Exercise description: Reproduce in full every line of the material below that contains the string "message".

Information shown:
Begin
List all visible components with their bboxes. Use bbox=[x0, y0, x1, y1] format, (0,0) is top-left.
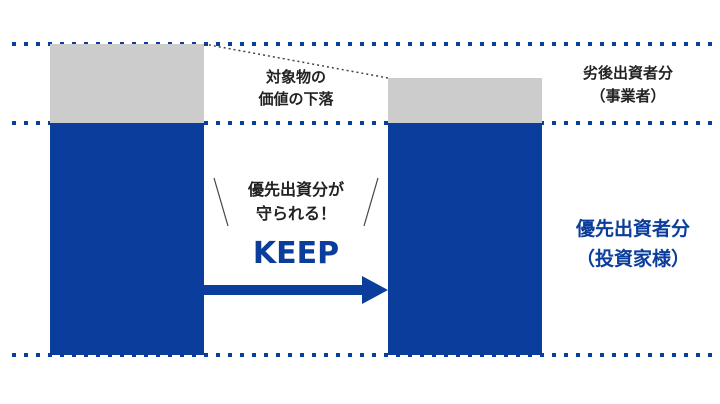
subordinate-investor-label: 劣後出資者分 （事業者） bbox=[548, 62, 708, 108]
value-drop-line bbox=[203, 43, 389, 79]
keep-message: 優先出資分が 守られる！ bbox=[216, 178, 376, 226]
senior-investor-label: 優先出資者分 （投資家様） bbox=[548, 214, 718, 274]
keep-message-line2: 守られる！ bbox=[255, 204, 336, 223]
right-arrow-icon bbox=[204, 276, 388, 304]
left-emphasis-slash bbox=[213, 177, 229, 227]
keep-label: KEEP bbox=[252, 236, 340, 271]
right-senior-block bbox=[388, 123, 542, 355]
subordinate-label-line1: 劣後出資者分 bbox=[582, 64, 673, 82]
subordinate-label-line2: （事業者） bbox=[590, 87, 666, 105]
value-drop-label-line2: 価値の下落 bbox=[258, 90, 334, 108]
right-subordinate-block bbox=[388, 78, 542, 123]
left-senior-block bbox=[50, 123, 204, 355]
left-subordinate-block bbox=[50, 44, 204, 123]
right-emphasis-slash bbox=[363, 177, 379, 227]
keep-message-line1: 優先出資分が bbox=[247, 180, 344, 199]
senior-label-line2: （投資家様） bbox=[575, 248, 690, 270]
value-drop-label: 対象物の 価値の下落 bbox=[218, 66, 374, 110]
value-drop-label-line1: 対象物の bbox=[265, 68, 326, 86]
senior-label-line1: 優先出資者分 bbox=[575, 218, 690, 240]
End
Task answer:
keep-message: 優先出資分が 守られる！ bbox=[216, 178, 376, 226]
keep-message-line2: 守られる！ bbox=[255, 204, 336, 223]
keep-message-line1: 優先出資分が bbox=[247, 180, 344, 199]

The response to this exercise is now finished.